» Direction
All of the data below should be written out exactly.

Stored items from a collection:
----

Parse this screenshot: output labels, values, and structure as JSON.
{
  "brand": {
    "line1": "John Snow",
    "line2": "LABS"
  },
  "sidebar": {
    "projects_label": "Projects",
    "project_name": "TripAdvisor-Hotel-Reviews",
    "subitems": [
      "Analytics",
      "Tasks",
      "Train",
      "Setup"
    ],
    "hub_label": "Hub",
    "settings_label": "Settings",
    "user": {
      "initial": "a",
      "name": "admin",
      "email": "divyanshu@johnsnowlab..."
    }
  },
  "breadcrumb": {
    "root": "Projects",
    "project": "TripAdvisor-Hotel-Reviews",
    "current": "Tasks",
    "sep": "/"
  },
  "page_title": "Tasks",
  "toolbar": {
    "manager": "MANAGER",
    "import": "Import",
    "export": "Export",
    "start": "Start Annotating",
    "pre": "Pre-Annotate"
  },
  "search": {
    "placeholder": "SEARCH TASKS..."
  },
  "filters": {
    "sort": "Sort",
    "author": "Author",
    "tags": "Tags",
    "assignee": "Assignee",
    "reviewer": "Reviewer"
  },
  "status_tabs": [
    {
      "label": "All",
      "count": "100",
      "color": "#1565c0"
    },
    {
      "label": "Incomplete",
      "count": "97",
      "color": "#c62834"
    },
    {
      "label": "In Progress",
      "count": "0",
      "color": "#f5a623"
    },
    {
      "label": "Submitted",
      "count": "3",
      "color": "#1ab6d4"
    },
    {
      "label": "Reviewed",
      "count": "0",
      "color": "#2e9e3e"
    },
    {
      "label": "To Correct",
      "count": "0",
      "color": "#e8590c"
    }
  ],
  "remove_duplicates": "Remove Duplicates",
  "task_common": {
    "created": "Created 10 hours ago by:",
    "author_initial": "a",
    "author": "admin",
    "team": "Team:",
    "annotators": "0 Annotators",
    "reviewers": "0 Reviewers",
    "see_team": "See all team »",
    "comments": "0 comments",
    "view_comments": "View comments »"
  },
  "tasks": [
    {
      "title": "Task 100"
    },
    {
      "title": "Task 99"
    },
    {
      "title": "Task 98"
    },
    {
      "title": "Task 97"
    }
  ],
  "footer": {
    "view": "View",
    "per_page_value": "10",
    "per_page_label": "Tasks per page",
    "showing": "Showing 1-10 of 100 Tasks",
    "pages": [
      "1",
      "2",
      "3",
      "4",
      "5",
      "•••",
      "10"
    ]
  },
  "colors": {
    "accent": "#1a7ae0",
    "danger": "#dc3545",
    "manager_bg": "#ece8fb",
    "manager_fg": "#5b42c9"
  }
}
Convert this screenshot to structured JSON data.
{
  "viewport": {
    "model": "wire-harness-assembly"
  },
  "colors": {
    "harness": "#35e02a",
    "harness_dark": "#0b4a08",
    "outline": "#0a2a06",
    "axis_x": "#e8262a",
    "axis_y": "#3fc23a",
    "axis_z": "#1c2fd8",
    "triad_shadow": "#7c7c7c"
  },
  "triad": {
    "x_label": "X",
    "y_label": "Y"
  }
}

----

» Solved exercise
Parse this screenshot: output labels, values, and structure as JSON.
{
  "brand": {
    "line1": "John Snow",
    "line2": "LABS"
  },
  "sidebar": {
    "projects_label": "Projects",
    "project_name": "TripAdvisor-Hotel-Reviews",
    "subitems": [
      "Analytics",
      "Tasks",
      "Train",
      "Setup"
    ],
    "hub_label": "Hub",
    "settings_label": "Settings",
    "user": {
      "initial": "a",
      "name": "admin",
      "email": "divyanshu@johnsnowlab..."
    }
  },
  "breadcrumb": {
    "root": "Projects",
    "project": "TripAdvisor-Hotel-Reviews",
    "current": "Tasks",
    "sep": "/"
  },
  "page_title": "Tasks",
  "toolbar": {
    "manager": "MANAGER",
    "import": "Import",
    "export": "Export",
    "start": "Start Annotating",
    "pre": "Pre-Annotate"
  },
  "search": {
    "placeholder": "SEARCH TASKS..."
  },
  "filters": {
    "sort": "Sort",
    "author": "Author",
    "tags": "Tags",
    "assignee": "Assignee",
    "reviewer": "Reviewer"
  },
  "status_tabs": [
    {
      "label": "All",
      "count": "100",
      "color": "#1565c0"
    },
    {
      "label": "Incomplete",
      "count": "97",
      "color": "#c62834"
    },
    {
      "label": "In Progress",
      "count": "0",
      "color": "#f5a623"
    },
    {
      "label": "Submitted",
      "count": "3",
      "color": "#1ab6d4"
    },
    {
      "label": "Reviewed",
      "count": "0",
      "color": "#2e9e3e"
    },
    {
      "label": "To Correct",
      "count": "0",
      "color": "#e8590c"
    }
  ],
  "remove_duplicates": "Remove Duplicates",
  "task_common": {
    "created": "Created 10 hours ago by:",
    "author_initial": "a",
    "author": "admin",
    "team": "Team:",
    "annotators": "0 Annotators",
    "reviewers": "0 Reviewers",
    "see_team": "See all team »",
    "comments": "0 comments",
    "view_comments": "View comments »"
  },
  "tasks": [
    {
      "title": "Task 100"
    },
    {
      "title": "Task 99"
    },
    {
      "title": "Task 98"
    },
    {
      "title": "Task 97"
    }
  ],
  "footer": {
    "view": "View",
    "per_page_value": "10",
    "per_page_label": "Tasks per page",
    "showing": "Showing 1-10 of 100 Tasks",
    "pages": [
      "1",
      "2",
      "3",
      "4",
      "5",
      "•••",
      "10"
    ]
  },
  "colors": {
    "accent": "#1a7ae0",
    "danger": "#dc3545",
    "manager_bg": "#ece8fb",
    "manager_fg": "#5b42c9"
  }
}
Convert this screenshot to structured JSON data.
{
  "viewport": {
    "model": "wire-harness-assembly"
  },
  "colors": {
    "harness": "#35e02a",
    "harness_dark": "#0b4a08",
    "outline": "#0a2a06",
    "axis_x": "#e8262a",
    "axis_y": "#3fc23a",
    "axis_z": "#1c2fd8",
    "triad_shadow": "#7c7c7c"
  },
  "triad": {
    "x_label": "X",
    "y_label": "Y"
  }
}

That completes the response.